#### Source document ####

The Sopka complex is capable of destroying surface ships at a range of up to 80 km.
5. To send to Cuba as part of the Group of Forces:
—a brigade of missile patrol boats of the class Project 183-R, comprising two units with 6 patrol boats in each (in all 12 patrol boats), each armed with two P-15 [trans: NATO SS-N-2 Styx] missiles with a range up to 40 km.;
—a detachment of support ships comprising: 1 tanker, 2 dry cargo transports, and 4 repair afloat ships;
—fuel for missiles: fuel for the R-13 [trans: NATO SS-N-4 Sark] and P-15—70 tons, oxidizer for the R-13— 180 tons, oxidizer for the P-15—20 tons, kerosene for the S-2 and KSShCh [trans: probably NATO SA-N-1 Goa]— 60 tons;
—two combat sets of the P-15 missile (24 missiles) and one for the R-13 (21 missiles).
Shipment of the missile patrol boats Project 183-R class, the battalions of Sopka, technical equipment for the missile patrol boats and technical batteries for the Sopka battalions, and also the missiles, missile fuel, and other equipment for communications to be carried on ships of the Ministry of the Maritime Fleet.
Shipment of the warheads, in readiness state 4, will be handled by ships of the Navy.
6. To send as part of the Group of Forces in Cuba in July-August:
—Two regiments of FKR (16 launchers) with PRTB, with their missiles and 5 special [Trans: nuclear] warheads for each launcher. Range of the FKR is up to 180 km.;
—A mine-torpedo aviation regiment with IL-28 aircraft, comprising three squadrons (33 aircraft) with RAT-52 jet torpedoes (150 torpedoes), and air dropped mines (150 mines) for destruction of surface ships;
—An Mi-4 helicopter regiment, two squadrons, 33 helicopters;
—A separate communications [liaison] air squadron (two IL-14, five Li-2, four Yak-12, and two An-2 aircraft).
7. With the objective of combat security of our technical troops, to send to Cuba four separate motorized rifle regiments, with a tank battalion in each, at the expense of the 64th Guards Motorized Rifle Division in the Leningrad Military District, with an overall personnel strength of 7300. The regiments to be sent in June-July 1962.
8. Upon completion of the concentration of Soviet troops planned for Cuba, or in case of necessity, to send to Cuba on a friendly visit, tentatively in September:
A) A squadron of surface ships of the Navy under the command of Vice Admiral G.S. Abashvili (deputy commander of the Red Banner Baltic Fleet) comprising:
—two cruisers, Mikhail Kutuzov (Black Sea Fleet) and Sverdlov (Red Banner Baltic Fleet);
—two missile destroyers of the Project 57-bis class, the Boikii and Gnevny (Black Sea Fleet);
—two destroyers of the Project 76 class, the Skromnyi and Svedushchii (Northern Fleet);
Along with the squadron to send one refueling tanker. On the ships to send one full combat set of standard ammunition (including one combat set of KSShch missiles –24 missiles) and standard equipment.
Sailing time of the ships 15 days.
B) A squadron of submarines, comprising:
—18th Division of missile submarines of the Project 629 class [Trans: NATO Golf or G-class] (7 submarines each with 3 R-13 [SS-N-4] missiles with range of 540 km.);
—a brigade of torpedo submarines of Project 641 class [NATO: Foxtrot or F-class] (4 submarines with torpedo armament);
—two submarine tenders.

####

**Work instruction A:** According to the Cuba deployment document, what is the range of the FKR?
**Work instruction B:** Reproduce the Cuba deployment document from "5. To send to" up to and including "R-13 (21 missiles).", replacing "tanker" with "oiler".
The listing that comes next is not needed.

#### Source data ####

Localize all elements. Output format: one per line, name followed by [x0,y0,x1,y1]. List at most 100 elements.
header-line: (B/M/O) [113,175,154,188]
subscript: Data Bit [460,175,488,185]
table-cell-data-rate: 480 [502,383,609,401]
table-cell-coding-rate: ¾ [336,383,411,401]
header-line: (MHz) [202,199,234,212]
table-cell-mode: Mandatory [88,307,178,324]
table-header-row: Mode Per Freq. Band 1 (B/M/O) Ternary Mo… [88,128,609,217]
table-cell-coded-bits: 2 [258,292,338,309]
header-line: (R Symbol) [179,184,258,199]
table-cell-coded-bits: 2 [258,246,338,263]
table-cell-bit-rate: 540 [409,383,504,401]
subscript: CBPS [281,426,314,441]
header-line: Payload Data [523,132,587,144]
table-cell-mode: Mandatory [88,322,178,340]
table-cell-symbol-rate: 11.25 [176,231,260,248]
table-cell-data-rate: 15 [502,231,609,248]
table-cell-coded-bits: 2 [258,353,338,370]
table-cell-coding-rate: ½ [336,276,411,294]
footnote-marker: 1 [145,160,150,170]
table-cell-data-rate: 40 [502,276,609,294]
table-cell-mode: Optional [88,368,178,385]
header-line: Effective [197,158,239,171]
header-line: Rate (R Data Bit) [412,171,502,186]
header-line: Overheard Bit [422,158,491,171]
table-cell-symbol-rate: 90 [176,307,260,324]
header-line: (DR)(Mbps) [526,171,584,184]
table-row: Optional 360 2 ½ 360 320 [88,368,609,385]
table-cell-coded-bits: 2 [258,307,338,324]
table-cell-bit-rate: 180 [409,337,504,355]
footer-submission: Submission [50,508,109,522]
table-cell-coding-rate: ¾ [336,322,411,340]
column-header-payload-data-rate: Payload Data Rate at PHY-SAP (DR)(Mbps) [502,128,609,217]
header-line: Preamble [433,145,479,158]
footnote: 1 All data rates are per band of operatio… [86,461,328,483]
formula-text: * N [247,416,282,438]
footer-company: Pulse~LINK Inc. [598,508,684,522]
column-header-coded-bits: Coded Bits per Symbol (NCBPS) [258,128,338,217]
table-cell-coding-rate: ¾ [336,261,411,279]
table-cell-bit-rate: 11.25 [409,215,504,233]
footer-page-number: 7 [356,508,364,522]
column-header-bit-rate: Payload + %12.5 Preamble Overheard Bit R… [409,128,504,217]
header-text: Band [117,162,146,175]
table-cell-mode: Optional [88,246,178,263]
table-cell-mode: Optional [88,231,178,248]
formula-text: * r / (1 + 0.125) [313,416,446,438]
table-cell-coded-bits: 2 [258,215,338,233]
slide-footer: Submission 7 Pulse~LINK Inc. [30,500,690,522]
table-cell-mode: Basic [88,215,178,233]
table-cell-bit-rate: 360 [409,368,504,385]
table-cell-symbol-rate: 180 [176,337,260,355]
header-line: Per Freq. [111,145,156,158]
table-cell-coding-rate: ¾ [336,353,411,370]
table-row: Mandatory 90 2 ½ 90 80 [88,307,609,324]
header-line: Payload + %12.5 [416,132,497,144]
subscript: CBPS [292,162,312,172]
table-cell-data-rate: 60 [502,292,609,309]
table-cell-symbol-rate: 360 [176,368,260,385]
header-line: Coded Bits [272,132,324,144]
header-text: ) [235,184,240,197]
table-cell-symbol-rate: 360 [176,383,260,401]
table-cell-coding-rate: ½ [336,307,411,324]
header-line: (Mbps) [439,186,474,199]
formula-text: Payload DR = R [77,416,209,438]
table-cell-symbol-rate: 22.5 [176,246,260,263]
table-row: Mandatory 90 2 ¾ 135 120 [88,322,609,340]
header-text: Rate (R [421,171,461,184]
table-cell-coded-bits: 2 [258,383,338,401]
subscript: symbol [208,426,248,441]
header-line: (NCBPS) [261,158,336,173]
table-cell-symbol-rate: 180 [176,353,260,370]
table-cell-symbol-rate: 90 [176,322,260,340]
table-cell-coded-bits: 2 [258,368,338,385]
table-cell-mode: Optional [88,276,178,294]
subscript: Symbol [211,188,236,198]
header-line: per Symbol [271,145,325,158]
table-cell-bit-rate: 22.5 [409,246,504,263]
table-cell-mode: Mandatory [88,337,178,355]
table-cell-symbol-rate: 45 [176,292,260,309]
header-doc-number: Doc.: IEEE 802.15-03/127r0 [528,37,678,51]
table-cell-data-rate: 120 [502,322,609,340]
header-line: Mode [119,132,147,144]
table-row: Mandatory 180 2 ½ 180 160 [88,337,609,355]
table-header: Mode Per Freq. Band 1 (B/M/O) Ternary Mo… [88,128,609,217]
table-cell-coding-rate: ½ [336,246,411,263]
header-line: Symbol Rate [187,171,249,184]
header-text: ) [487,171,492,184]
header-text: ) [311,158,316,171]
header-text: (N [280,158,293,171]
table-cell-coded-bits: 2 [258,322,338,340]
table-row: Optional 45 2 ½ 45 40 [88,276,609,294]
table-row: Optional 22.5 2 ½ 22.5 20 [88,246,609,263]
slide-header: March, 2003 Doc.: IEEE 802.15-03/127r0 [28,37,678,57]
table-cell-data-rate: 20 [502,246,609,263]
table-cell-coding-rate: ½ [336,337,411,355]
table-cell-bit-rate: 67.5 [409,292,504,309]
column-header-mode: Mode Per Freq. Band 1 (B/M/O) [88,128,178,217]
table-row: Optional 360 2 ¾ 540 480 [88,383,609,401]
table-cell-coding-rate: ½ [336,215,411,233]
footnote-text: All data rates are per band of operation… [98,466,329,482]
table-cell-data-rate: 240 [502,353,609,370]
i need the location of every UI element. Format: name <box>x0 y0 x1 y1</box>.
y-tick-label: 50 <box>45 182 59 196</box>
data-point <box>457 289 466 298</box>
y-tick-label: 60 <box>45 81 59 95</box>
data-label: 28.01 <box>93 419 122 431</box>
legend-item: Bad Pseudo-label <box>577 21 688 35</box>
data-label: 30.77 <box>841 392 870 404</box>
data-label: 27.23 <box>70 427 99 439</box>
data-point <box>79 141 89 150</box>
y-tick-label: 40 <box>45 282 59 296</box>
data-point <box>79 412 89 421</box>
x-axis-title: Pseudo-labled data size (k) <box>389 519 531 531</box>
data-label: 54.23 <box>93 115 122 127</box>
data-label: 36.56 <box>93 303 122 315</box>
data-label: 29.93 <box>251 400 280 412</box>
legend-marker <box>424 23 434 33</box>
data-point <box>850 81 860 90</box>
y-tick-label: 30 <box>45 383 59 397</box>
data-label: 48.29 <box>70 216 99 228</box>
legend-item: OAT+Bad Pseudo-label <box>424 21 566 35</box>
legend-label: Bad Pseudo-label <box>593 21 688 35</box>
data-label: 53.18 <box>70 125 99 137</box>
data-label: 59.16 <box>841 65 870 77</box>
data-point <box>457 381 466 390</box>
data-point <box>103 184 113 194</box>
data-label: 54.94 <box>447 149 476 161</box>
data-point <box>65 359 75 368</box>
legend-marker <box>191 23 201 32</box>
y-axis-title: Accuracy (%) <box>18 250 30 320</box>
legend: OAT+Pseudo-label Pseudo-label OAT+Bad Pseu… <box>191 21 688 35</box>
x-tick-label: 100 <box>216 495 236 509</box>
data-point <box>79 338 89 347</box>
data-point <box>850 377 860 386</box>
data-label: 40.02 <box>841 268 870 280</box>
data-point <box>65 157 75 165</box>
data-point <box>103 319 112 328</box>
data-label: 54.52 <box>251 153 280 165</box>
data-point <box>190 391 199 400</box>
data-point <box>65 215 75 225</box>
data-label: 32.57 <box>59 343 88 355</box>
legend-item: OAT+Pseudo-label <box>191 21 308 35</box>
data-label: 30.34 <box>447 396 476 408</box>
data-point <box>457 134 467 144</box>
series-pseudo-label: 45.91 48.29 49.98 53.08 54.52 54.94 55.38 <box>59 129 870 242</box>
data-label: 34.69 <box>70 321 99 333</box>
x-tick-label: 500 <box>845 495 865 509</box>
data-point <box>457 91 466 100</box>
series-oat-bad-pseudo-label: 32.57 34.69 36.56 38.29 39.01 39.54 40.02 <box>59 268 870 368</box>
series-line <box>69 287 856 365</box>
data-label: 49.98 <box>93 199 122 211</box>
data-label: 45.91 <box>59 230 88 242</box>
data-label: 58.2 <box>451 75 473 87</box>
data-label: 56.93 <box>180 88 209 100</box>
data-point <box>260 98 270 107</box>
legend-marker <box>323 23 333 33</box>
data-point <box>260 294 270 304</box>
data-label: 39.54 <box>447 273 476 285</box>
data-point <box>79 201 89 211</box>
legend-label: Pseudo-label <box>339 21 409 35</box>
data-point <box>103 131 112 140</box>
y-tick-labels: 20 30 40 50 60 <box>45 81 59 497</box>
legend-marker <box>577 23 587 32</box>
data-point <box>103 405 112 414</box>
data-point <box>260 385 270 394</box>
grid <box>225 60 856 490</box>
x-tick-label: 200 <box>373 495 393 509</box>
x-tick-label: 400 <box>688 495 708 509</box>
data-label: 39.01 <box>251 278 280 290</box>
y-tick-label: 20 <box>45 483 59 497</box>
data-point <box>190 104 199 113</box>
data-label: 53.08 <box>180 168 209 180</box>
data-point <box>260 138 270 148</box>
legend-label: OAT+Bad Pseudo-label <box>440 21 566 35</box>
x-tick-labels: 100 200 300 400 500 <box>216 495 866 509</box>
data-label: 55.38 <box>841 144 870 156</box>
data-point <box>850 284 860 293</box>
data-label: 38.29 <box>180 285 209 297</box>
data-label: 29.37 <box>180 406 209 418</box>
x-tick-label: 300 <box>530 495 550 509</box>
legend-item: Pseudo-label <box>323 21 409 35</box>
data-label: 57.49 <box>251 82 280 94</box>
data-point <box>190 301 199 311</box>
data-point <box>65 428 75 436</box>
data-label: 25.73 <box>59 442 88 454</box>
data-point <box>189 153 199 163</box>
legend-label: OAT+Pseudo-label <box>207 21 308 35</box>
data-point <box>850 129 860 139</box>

####

**Written answer A:** Up to 180 km.

**Written answer B:**
5. To send to Cuba as part of the Group of Forces:
—a brigade of missile patrol boats of the class Project 183-R, comprising two units with 6 patrol boats in each (in all 12 patrol boats), each armed with two P-15 [trans: NATO SS-N-2 Styx] missiles with a range up to 40 km.;
—a detachment of support ships comprising: 1 oiler, 2 dry cargo transports, and 4 repair afloat ships;
—fuel for missiles: fuel for the R-13 [trans: NATO SS-N-4 Sark] and P-15—70 tons, oxidizer for the R-13— 180 tons, oxidizer for the P-15—20 tons, kerosene for the S-2 and KSShCh [trans: probably NATO SA-N-1 Goa]— 60 tons;
—two combat sets of the P-15 missile (24 missiles) and one for the R-13 (21 missiles).